____ Information shown

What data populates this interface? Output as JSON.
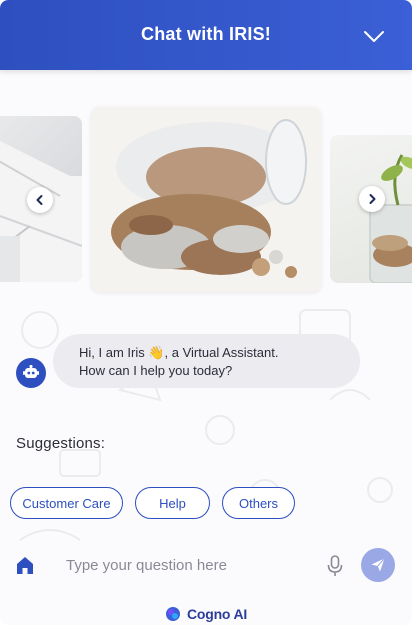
{
  "header": {
    "title": "Chat with IRIS!",
    "collapse_icon": "chevron-down-icon"
  },
  "carousel": {
    "prev_icon": "chevron-left-icon",
    "next_icon": "chevron-right-icon",
    "slides": [
      {
        "image": "papers-image"
      },
      {
        "image": "coins-jar-image"
      },
      {
        "image": "plant-coins-image"
      }
    ]
  },
  "message": {
    "avatar_icon": "bot-icon",
    "line1": "Hi, I am Iris 👋, a Virtual Assistant.",
    "line2": "How can I help you today?"
  },
  "suggestions": {
    "label": "Suggestions:",
    "chips": [
      "Customer Care",
      "Help",
      "Others"
    ]
  },
  "composer": {
    "placeholder": "Type your question here",
    "value": "",
    "home_icon": "home-icon",
    "mic_icon": "mic-icon",
    "send_icon": "send-icon"
  },
  "footer": {
    "brand": "Cogno AI",
    "logo_icon": "cogno-logo-icon"
  },
  "colors": {
    "primary": "#2d4fbf",
    "bubble": "#ebebf0",
    "send_disabled": "#9aa8e6"
  }
}
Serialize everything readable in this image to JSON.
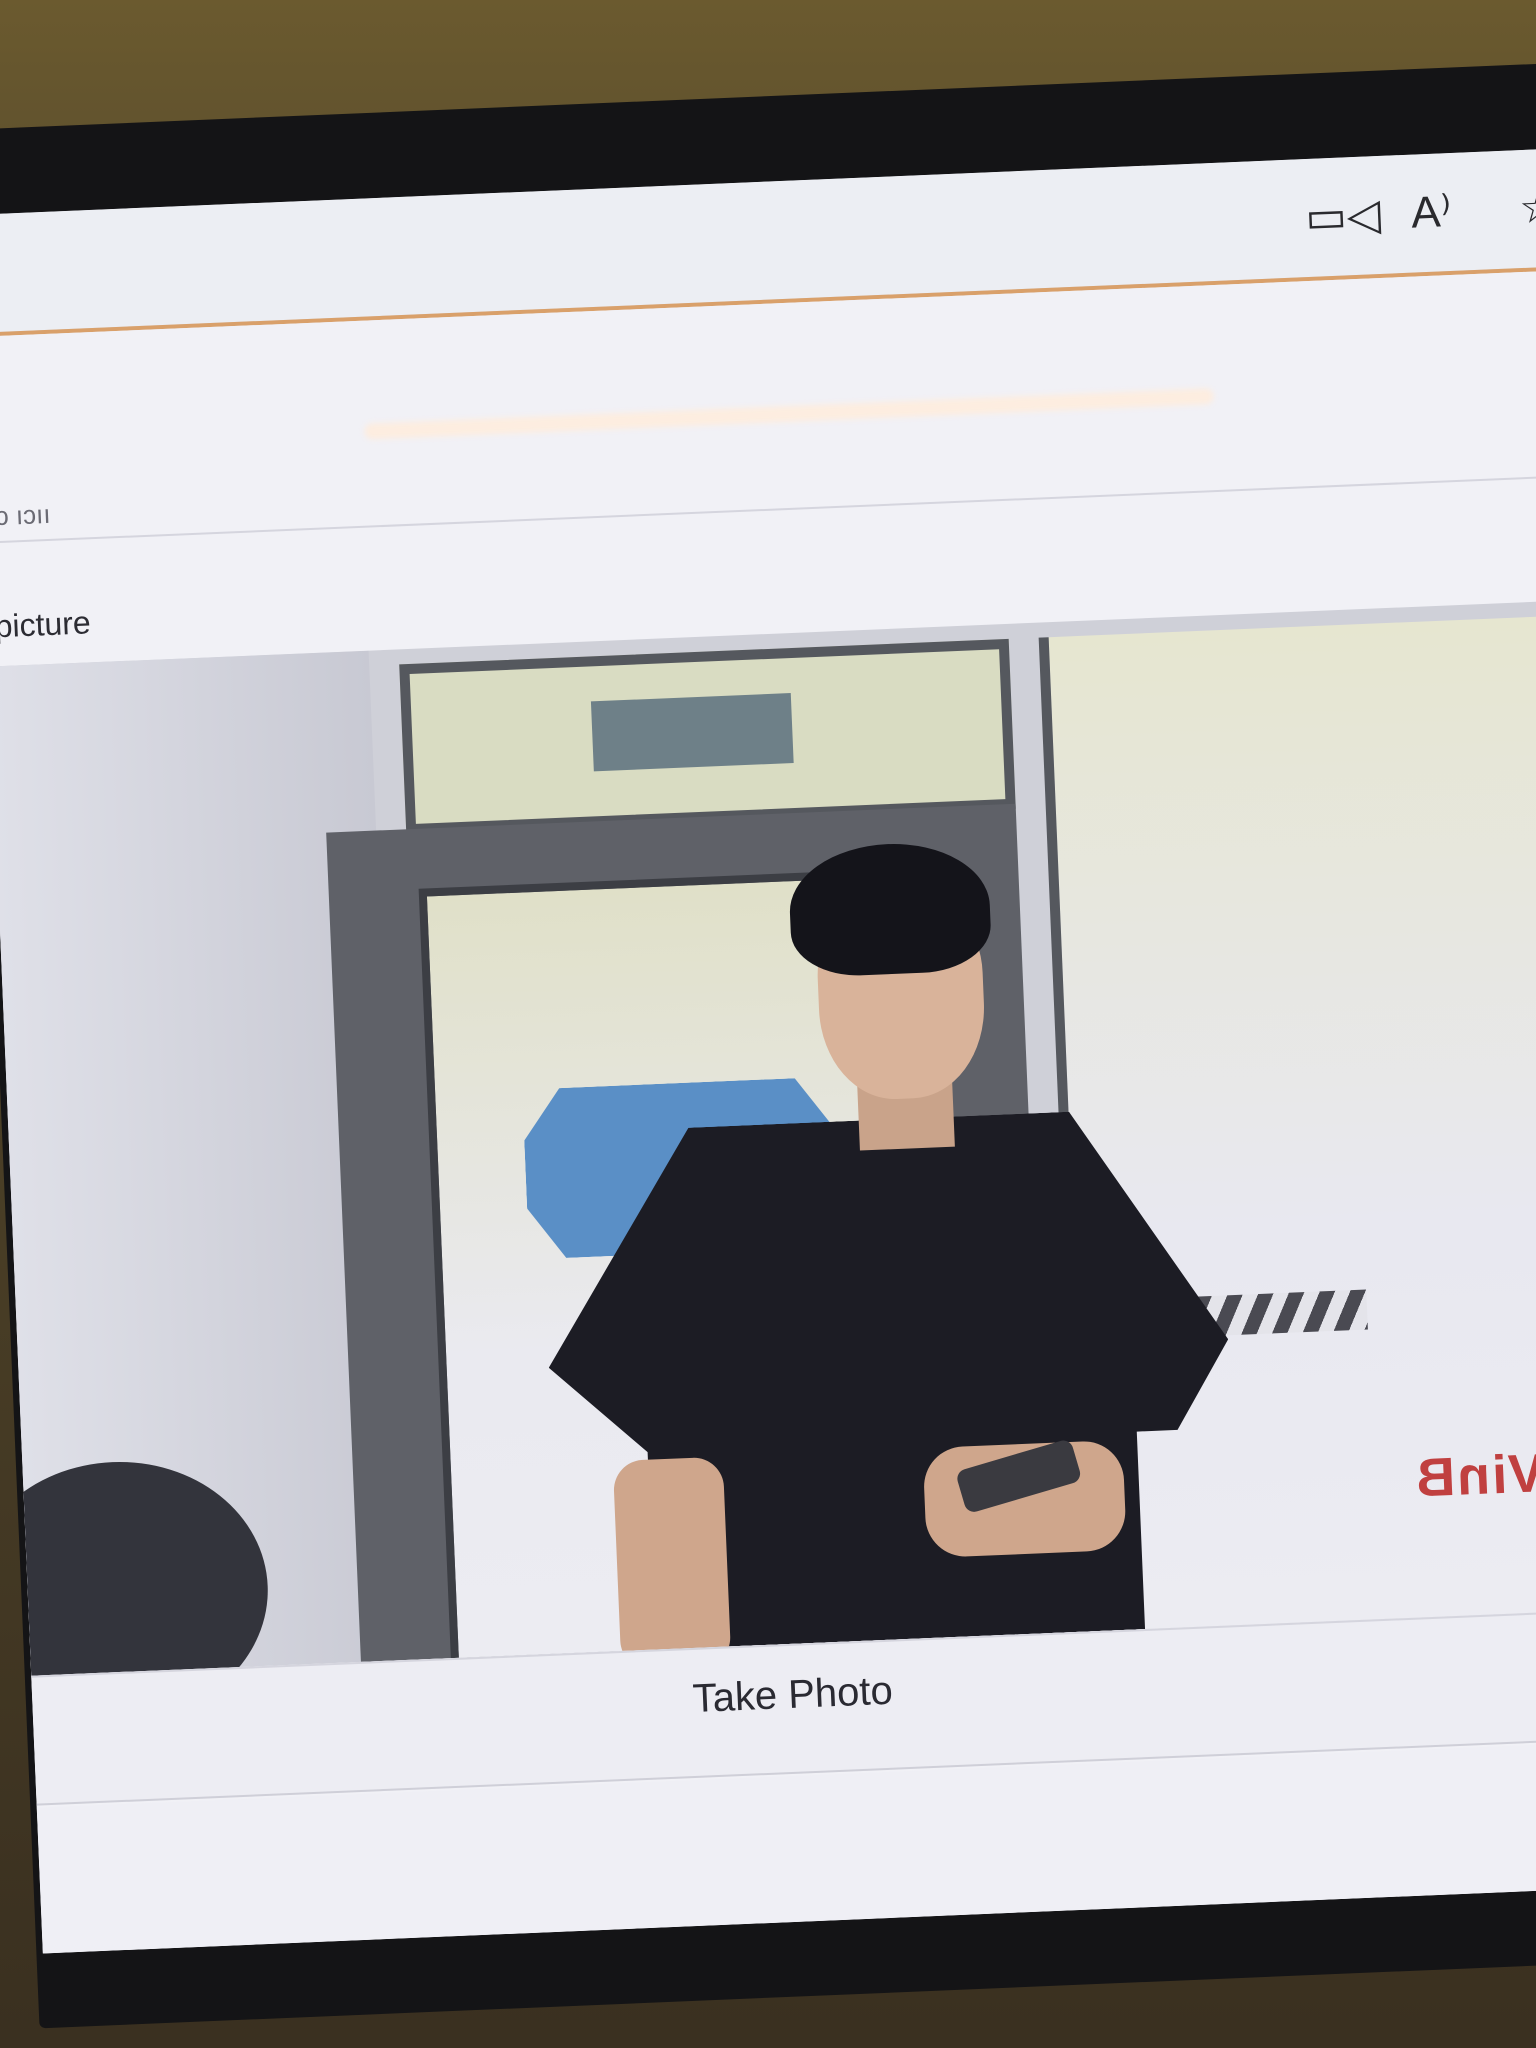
{
  "toolbar": {
    "icons": [
      "video-camera-icon",
      "read-aloud-icon",
      "favorite-star-icon"
    ],
    "camera_glyph": "▭◁",
    "read_glyph": "A⁾",
    "star_glyph": "☆"
  },
  "page": {
    "faded_text": "ɔɔ ıɔıı",
    "prompt": "ke a picture"
  },
  "camera_feed": {
    "background_logo": "VinB"
  },
  "actions": {
    "take_photo_label": "Take Photo"
  },
  "colors": {
    "accent_line": "#d9a06a",
    "page_background": "#f1f1f6",
    "text": "#2a2a32"
  }
}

________

* **To do**: Reproduce the entries exactly. Do not carry over any picture.

* **Output of the task**:
What data populates this interface? Output as JSON.
{
  "header": {
    "title": "Chat with IRIS!",
    "collapse_icon": "chevron-down-icon"
  },
  "carousel": {
    "prev_icon": "chevron-left-icon",
    "next_icon": "chevron-right-icon",
    "slides": [
      {
        "image": "papers-image"
      },
      {
        "image": "coins-jar-image"
      },
      {
        "image": "plant-coins-image"
      }
    ]
  },
  "message": {
    "avatar_icon": "bot-icon",
    "line1": "Hi, I am Iris 👋, a Virtual Assistant.",
    "line2": "How can I help you today?"
  },
  "suggestions": {
    "label": "Suggestions:",
    "chips": [
      "Customer Care",
      "Help",
      "Others"
    ]
  },
  "composer": {
    "placeholder": "Type your question here",
    "value": "",
    "home_icon": "home-icon",
    "mic_icon": "mic-icon",
    "send_icon": "send-icon"
  },
  "footer": {
    "brand": "Cogno AI",
    "logo_icon": "cogno-logo-icon"
  },
  "colors": {
    "primary": "#2d4fbf",
    "bubble": "#ebebf0",
    "send_disabled": "#9aa8e6"
  }
}
Serialize everything readable in this image to JSON.
{
  "toolbar": {
    "icons": [
      "video-camera-icon",
      "read-aloud-icon",
      "favorite-star-icon"
    ],
    "camera_glyph": "▭◁",
    "read_glyph": "A⁾",
    "star_glyph": "☆"
  },
  "page": {
    "faded_text": "ɔɔ ıɔıı",
    "prompt": "ke a picture"
  },
  "camera_feed": {
    "background_logo": "VinB"
  },
  "actions": {
    "take_photo_label": "Take Photo"
  },
  "colors": {
    "accent_line": "#d9a06a",
    "page_background": "#f1f1f6",
    "text": "#2a2a32"
  }
}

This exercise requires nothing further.